### EXERCISE TASK
Rewrite the records from the first line through the line that contains "legend-label: 2009 H1N1 [424,93,462,102]", both included, changing every "legend-swatch" to "legend-marker" and leaving everything else unchanged.

### RECORDED DATA
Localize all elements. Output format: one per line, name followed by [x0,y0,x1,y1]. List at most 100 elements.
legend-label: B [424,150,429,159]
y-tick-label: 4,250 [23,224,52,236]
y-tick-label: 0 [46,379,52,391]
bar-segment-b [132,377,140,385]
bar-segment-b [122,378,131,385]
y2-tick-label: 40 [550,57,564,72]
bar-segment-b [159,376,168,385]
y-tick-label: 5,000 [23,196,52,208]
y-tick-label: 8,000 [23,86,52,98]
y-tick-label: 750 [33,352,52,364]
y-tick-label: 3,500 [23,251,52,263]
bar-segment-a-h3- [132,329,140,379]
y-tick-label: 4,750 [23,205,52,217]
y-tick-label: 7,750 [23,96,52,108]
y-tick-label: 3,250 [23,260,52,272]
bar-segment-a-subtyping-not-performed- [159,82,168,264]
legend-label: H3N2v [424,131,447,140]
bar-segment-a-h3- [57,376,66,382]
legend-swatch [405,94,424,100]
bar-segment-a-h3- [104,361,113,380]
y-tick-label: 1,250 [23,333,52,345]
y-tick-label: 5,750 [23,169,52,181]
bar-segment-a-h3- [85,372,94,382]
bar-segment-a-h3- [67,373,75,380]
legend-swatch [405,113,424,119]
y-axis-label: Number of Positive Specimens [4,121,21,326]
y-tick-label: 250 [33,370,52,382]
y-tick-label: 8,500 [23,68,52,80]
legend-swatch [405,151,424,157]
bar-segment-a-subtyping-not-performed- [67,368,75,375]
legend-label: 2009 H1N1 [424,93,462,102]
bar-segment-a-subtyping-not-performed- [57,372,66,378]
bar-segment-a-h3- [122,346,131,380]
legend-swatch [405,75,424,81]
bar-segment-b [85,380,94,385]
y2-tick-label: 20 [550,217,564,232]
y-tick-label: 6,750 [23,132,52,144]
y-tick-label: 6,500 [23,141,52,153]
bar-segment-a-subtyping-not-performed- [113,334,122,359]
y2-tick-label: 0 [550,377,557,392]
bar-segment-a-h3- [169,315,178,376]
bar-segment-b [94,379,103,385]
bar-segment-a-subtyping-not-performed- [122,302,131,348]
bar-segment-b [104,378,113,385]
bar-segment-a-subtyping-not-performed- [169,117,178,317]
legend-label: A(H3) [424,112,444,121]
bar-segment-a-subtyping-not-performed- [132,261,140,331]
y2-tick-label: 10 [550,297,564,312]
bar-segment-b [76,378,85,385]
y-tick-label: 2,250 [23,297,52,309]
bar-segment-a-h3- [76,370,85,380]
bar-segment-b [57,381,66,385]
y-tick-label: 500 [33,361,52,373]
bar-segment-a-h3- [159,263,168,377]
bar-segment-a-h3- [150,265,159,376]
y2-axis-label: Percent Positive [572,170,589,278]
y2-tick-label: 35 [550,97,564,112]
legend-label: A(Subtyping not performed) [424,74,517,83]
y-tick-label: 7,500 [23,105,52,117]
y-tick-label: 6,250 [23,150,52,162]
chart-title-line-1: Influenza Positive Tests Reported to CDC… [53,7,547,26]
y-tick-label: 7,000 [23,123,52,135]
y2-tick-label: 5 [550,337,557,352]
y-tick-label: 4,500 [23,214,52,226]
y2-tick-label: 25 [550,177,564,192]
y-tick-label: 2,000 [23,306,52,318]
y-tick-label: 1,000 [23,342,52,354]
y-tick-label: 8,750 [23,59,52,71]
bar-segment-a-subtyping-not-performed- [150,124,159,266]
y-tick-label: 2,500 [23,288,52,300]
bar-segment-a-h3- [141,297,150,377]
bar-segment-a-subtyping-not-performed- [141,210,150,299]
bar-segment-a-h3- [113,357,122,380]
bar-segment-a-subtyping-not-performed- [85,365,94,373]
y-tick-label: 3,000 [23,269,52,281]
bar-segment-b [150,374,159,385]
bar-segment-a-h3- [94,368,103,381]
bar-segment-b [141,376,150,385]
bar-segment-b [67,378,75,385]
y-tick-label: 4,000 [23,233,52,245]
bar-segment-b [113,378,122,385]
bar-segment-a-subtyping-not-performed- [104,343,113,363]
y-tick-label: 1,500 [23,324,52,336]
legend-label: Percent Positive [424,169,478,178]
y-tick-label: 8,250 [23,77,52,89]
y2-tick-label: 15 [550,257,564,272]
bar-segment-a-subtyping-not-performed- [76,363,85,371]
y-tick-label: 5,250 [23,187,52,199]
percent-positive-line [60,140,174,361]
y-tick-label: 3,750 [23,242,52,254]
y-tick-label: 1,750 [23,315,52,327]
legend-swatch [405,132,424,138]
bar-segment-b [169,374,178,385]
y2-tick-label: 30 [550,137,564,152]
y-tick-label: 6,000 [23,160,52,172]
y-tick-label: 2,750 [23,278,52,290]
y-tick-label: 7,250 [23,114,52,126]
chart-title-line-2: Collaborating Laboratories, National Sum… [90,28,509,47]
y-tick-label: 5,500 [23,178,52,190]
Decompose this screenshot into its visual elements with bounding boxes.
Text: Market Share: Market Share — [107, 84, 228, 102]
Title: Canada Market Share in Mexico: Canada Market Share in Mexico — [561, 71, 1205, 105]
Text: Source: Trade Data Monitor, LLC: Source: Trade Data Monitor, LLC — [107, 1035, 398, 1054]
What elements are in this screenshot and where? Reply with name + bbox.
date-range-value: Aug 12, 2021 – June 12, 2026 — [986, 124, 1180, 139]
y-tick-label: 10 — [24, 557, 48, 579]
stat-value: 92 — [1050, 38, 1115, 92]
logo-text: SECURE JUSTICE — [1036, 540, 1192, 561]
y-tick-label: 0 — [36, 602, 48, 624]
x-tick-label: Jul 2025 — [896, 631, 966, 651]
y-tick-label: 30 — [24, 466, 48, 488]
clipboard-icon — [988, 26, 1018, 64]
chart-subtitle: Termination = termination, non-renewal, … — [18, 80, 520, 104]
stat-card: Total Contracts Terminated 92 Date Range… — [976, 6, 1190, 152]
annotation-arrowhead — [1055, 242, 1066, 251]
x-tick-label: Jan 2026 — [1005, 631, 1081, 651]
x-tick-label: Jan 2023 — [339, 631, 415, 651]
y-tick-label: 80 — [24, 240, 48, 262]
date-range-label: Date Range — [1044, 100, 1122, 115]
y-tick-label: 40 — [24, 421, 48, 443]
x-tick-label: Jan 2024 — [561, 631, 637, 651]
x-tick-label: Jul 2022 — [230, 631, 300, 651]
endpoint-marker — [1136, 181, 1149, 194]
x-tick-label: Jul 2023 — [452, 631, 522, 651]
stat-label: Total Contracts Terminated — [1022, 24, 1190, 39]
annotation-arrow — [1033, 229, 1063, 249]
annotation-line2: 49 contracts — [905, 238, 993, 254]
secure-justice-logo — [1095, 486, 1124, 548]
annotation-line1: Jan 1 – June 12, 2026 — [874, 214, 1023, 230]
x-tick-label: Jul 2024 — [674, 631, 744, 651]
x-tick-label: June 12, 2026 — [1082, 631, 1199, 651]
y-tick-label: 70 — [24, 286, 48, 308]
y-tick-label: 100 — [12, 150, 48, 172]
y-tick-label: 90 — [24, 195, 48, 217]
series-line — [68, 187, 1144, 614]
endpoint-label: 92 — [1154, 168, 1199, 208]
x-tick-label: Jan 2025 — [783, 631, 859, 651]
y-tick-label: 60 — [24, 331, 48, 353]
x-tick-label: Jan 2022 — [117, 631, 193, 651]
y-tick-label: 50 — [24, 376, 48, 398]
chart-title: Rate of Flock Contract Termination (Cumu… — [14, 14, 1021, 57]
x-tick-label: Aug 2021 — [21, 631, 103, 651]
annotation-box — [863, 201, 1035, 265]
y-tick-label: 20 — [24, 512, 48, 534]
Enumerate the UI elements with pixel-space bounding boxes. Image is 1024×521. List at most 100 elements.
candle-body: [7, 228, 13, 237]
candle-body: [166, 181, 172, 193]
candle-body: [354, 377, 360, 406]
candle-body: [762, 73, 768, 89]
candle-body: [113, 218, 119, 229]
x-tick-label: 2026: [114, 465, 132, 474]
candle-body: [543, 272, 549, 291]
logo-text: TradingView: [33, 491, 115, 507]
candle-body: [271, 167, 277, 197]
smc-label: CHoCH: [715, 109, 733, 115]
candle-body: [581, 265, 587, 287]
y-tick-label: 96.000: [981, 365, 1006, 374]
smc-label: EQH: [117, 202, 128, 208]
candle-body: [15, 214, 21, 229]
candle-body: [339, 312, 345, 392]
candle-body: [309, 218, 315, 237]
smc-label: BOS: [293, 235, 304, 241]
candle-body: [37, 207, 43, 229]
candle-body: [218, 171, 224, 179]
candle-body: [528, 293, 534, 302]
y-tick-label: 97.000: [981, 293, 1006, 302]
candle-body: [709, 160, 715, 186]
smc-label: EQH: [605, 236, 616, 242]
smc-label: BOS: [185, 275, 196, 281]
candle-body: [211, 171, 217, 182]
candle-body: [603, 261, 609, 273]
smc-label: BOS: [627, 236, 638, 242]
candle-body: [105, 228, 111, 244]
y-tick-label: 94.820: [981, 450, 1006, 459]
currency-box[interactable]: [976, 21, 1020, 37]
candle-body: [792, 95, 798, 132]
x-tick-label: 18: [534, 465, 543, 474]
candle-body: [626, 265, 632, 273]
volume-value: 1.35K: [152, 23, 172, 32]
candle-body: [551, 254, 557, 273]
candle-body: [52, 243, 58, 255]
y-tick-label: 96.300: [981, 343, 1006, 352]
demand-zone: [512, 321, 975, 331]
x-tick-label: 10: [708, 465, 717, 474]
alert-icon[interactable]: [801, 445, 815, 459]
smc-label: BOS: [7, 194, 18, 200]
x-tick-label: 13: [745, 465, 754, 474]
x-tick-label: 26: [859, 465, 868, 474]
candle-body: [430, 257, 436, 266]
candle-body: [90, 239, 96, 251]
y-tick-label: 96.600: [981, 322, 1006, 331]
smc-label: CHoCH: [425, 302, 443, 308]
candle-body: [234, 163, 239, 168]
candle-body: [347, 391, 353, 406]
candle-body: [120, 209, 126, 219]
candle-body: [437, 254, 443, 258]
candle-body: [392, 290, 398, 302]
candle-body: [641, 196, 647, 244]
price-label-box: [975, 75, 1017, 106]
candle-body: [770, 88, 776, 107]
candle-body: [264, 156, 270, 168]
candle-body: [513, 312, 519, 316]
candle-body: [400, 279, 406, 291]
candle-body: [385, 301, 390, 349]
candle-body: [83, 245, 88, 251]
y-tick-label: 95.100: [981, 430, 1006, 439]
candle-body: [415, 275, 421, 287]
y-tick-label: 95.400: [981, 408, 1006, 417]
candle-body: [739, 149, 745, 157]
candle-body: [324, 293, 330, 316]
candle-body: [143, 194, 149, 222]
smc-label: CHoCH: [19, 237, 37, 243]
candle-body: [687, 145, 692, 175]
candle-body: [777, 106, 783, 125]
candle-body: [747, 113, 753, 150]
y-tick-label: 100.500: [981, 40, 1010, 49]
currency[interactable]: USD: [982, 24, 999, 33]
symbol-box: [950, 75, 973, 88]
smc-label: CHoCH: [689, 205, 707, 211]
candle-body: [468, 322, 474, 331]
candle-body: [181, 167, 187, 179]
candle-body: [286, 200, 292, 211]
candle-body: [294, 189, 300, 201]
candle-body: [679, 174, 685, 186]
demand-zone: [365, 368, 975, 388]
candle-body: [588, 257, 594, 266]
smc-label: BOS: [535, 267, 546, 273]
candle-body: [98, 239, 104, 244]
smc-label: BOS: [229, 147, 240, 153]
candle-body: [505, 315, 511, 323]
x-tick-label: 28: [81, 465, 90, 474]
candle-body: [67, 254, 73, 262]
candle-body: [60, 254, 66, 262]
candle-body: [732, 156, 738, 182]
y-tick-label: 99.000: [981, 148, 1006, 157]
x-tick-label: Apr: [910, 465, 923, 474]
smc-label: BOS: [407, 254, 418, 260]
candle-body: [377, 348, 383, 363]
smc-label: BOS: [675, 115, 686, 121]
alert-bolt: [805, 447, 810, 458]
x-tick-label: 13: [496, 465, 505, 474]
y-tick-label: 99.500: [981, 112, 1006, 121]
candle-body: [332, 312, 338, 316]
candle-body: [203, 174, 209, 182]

### RESULT FOR THIS TASK
Localize all elements. Output format: one per line, name followed by [x0,y0,x1,y1]. List at most 100 elements.
legend-label: B [424,150,429,159]
y-tick-label: 4,250 [23,224,52,236]
y-tick-label: 0 [46,379,52,391]
bar-segment-b [132,377,140,385]
bar-segment-b [122,378,131,385]
y2-tick-label: 40 [550,57,564,72]
bar-segment-b [159,376,168,385]
y-tick-label: 5,000 [23,196,52,208]
y-tick-label: 8,000 [23,86,52,98]
y-tick-label: 750 [33,352,52,364]
y-tick-label: 3,500 [23,251,52,263]
bar-segment-a-h3- [132,329,140,379]
y-tick-label: 4,750 [23,205,52,217]
y-tick-label: 7,750 [23,96,52,108]
y-tick-label: 3,250 [23,260,52,272]
bar-segment-a-subtyping-not-performed- [159,82,168,264]
legend-label: H3N2v [424,131,447,140]
bar-segment-a-h3- [57,376,66,382]
legend-marker [405,94,424,100]
bar-segment-a-h3- [104,361,113,380]
y-tick-label: 1,250 [23,333,52,345]
y-tick-label: 5,750 [23,169,52,181]
bar-segment-a-h3- [85,372,94,382]
bar-segment-a-h3- [67,373,75,380]
legend-marker [405,113,424,119]
y-axis-label: Number of Positive Specimens [4,121,21,326]
y-tick-label: 250 [33,370,52,382]
y-tick-label: 8,500 [23,68,52,80]
legend-marker [405,151,424,157]
bar-segment-a-subtyping-not-performed- [67,368,75,375]
legend-label: 2009 H1N1 [424,93,462,102]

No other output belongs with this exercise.